Task to complete =>
"Smallholder" appears in how many lines of the entries? State only the number.

══ Task data ══

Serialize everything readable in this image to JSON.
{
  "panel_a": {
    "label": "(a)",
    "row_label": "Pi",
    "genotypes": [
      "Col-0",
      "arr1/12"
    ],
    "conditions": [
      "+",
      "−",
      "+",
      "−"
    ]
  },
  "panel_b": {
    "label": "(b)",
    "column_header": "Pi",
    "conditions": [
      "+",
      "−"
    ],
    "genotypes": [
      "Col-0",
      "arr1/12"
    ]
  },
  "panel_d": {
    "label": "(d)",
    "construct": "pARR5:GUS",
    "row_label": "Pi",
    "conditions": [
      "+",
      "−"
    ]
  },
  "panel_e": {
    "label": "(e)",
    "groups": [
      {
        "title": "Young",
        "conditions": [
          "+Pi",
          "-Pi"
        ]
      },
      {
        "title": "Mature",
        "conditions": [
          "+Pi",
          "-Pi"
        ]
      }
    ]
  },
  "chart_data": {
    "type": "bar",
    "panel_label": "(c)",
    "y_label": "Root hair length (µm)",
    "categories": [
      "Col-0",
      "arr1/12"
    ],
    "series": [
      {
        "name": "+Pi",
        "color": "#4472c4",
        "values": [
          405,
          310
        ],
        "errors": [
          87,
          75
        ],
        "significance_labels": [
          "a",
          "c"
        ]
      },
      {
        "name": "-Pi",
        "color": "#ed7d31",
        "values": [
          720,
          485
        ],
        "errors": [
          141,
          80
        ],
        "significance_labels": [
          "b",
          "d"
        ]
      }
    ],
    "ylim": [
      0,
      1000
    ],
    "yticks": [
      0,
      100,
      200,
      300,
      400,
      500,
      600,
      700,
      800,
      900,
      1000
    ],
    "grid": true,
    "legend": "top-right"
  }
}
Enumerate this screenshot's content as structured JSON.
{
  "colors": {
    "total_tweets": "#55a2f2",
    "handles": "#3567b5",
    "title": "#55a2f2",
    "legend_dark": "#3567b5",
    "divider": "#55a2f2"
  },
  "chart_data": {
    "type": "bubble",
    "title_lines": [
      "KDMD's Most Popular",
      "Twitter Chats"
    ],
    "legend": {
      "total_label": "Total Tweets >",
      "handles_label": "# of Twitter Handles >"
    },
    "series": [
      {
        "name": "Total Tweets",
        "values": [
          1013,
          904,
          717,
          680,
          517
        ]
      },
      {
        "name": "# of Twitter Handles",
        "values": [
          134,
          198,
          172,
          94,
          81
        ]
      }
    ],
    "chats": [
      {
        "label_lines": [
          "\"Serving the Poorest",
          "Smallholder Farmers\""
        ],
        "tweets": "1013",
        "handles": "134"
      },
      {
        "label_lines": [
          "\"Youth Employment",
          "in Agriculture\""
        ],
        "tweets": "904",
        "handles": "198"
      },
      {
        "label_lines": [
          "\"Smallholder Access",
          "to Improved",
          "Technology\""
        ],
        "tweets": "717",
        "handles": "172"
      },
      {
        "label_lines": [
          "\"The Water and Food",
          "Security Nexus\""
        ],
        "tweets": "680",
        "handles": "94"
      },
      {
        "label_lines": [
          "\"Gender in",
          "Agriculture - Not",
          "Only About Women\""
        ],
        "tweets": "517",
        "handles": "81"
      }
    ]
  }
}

═══

Solution to this task =>
2